# Wheels don't match registered details



## NewburyBill (Jan 4, 2011)

Hi, 
I would appreciate experienced ex-pats views on what I should do about a problem I've created for myself. I moved to Spain last September in a UK reg van with alloy wheels, then bought a Spanish reg passenger version of the van, swapped the wheels over then sold the UK van. I didn't know at the time that there are tighter restrictions on wheels and tyres in Spain than in the UK. So now I have a Ford Tourneo Connect with alloy wheels, but when I had it serviced the mechanic pointed out I would have a problem getting it through the ITV as it mentions what wheels and tyres the vehicle should have on the ITV document...it mentions steel wheels and normal tyres, but I now have alloys and low profile tyres. So it seems to me there are two options...get replacement steel wheels and tyres, or get the vehicle re-registered as having the alloys and low-profiles. I don't even know if the second option is feasible, and the other option is costly (perhaps 500 euros) unless I can find a match from a scrapyard, and these are the less common 5 stud wheels.
So...if you have gone down this route or know something about it..any advice would be welcome.
Thanks,
Bill.


----------



## gus-lopez (Jan 4, 2010)

You can go to the itv station & tell them you want to have the wheels & tyres homologated & put on the ficha tecnica. The problem is they will probably want a homologation certificate from the wheel manufacturer , in spanish, & possibly a 'certificado de montaje ' from who fitted them!
Are the wheels from the original that you have on this tourneo original Ford ones ? If so it should be less of a problem. If you go along to the ITV centre & ask to speak to the engineer & explain the problem & ask what do you need to do to get it legalised , normally they are quite helpful & I've never found one yet who doesn't want to practise his english.
Yes, it is the complete opposite to the UK here, everything you want to do will probably need to be put on the ficha tecnica. Tow-bars, bull -bars, side -bars if they come out past the wing mirrors, wheel & tyre alterations, fog-lights, driving lights , plus not only do they have to have a certificate of conformity ( supplied by the manufacturer ) but the have to have a cert. of mounting as well ! You can't fit them yourself. Window tinting doesn't have to go on the ficha but it has to be installed by a certified installer who will supply you with the paperwork that must be kept in the car with the other documents.
I hope this is of some help to you.

P.S. You can add to the ficha tecnica at any time not just when it's due an Itv. You pay once for the homologation ( same fee as for an itv ) so if you are adding more than 1 item it's best to get them all done at the same time .


----------



## NewburyBill (Jan 4, 2011)

Hi Gus,
The wheels aren't original Ford ones, they are some generic alloy wheels from the UK and I did fit them myself.....so I suppose I have to other option than to replace them with the wheels and tyres specified on the ficha technica. Which is rather annoying because the steel wheels and tyres were all in excellent nick when I bought the Spanish vehicle but I had got used to the better handling that the UK alloys gave me, so decided to swap them over. Still, you live and learn!
Thanks very much for the advice.
Bill. 



gus-lopez said:


> You can go to the itv station & tell them you want to have the wheels & tyres homologated & put on the ficha tecnica. The problem is they will probably want a homologation certificate from the wheel manufacturer , in spanish, & possibly a 'certificado de montaje ' from who fitted them!

# WHAT YOU SHOULD DO:
Answer these from the forum thread on wheels in Spain:
1. What wheels and tyres does the ITV document list for the Ford Tourneo Connect?
2. Who has to install window tinting?
3. What is the fee for homologation?

[Dataset records]
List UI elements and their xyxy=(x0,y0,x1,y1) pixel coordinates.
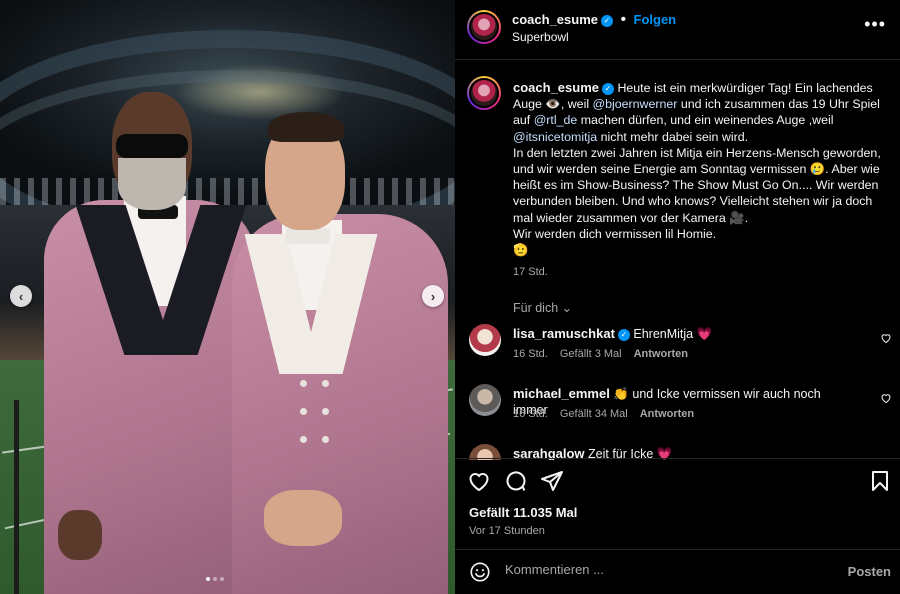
caption-text: coach_esume ✓ Heute ist ein merkwürdiger … xyxy=(513,80,891,280)
comments-scroll-area[interactable]: coach_esume ✓ Heute ist ein merkwürdiger … xyxy=(455,60,900,460)
bookmark-icon[interactable] xyxy=(868,469,892,493)
railing-post xyxy=(14,400,19,594)
verified-icon: ✓ xyxy=(601,15,613,27)
comment-text: EhrenMitja xyxy=(633,327,694,341)
post-location[interactable]: Superbowl xyxy=(512,30,569,44)
post-photo[interactable]: ‹ › xyxy=(0,0,455,594)
like-comment-heart-icon[interactable] xyxy=(880,332,892,344)
caption-timestamp[interactable]: 17 Std. xyxy=(513,264,548,280)
post-time[interactable]: Vor 17 Stunden xyxy=(469,525,545,537)
commenter-avatar[interactable] xyxy=(469,324,501,356)
post-panel: coach_esume ✓ • Folgen Superbowl ••• coac… xyxy=(455,0,900,594)
caption-author-avatar[interactable] xyxy=(467,76,501,110)
comment-time[interactable]: 16 Std. xyxy=(513,348,548,360)
face-emoji-icon: 🫡 xyxy=(513,243,529,258)
comment-input[interactable] xyxy=(505,562,805,577)
mention-link[interactable]: @rtl_de xyxy=(534,113,578,127)
emoji-smile-icon[interactable] xyxy=(469,561,491,583)
like-heart-icon[interactable] xyxy=(467,469,491,493)
author-username[interactable]: coach_esume xyxy=(512,12,598,27)
carousel-prev-button[interactable]: ‹ xyxy=(10,285,32,307)
chevron-left-icon: ‹ xyxy=(18,288,24,304)
comment-username[interactable]: michael_emmel xyxy=(513,386,610,401)
share-send-icon[interactable] xyxy=(540,469,564,493)
comment-bubble-icon[interactable] xyxy=(504,469,528,493)
carousel-next-button[interactable]: › xyxy=(422,285,444,307)
like-comment-heart-icon[interactable] xyxy=(880,392,892,404)
mention-link[interactable]: @itsnicetomitja xyxy=(513,130,597,144)
chevron-right-icon: › xyxy=(430,288,436,304)
carousel-dots xyxy=(206,577,224,581)
reply-button[interactable]: Antworten xyxy=(634,348,688,360)
camera-emoji-icon: 🎥 xyxy=(729,210,745,225)
post-actions: Gefällt 11.035 Mal Vor 17 Stunden Posten xyxy=(455,458,900,594)
post-header: coach_esume ✓ • Folgen Superbowl ••• xyxy=(455,0,900,60)
comment-likes[interactable]: Gefällt 34 Mal xyxy=(560,408,628,420)
comment-time[interactable]: 16 Std. xyxy=(513,408,548,420)
verified-icon: ✓ xyxy=(602,83,614,95)
author-avatar[interactable] xyxy=(467,10,501,44)
likes-count[interactable]: Gefällt 11.035 Mal xyxy=(469,505,577,520)
clap-emoji-icon: 👏 xyxy=(613,387,629,401)
follow-button[interactable]: Folgen xyxy=(634,12,677,27)
reply-button[interactable]: Antworten xyxy=(640,408,694,420)
eye-emoji-icon: 👁️ xyxy=(545,97,561,112)
stadium-lights xyxy=(0,178,455,208)
verified-icon: ✓ xyxy=(617,329,630,341)
heart-emoji-icon: 💗 xyxy=(696,327,713,341)
comment-username[interactable]: lisa_ramuschkat xyxy=(513,326,615,341)
post-comment-button[interactable]: Posten xyxy=(848,564,891,579)
comment-bar: Posten xyxy=(455,549,900,594)
sad-face-emoji-icon: 🥲 xyxy=(809,162,826,177)
for-you-toggle[interactable]: Für dich ⌄ xyxy=(513,300,572,315)
caption-author-username[interactable]: coach_esume xyxy=(513,80,599,95)
chevron-down-icon: ⌄ xyxy=(561,301,573,315)
mention-link[interactable]: @bjoernwerner xyxy=(593,97,678,111)
commenter-avatar[interactable] xyxy=(469,384,501,416)
more-options-icon[interactable]: ••• xyxy=(864,14,886,35)
comment-likes[interactable]: Gefällt 3 Mal xyxy=(560,348,622,360)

# WRITTEN RESPONSE:
1. Steel wheels and normal tyres.
2. A certified installer.
3. The same fee as for an ITV, paid once.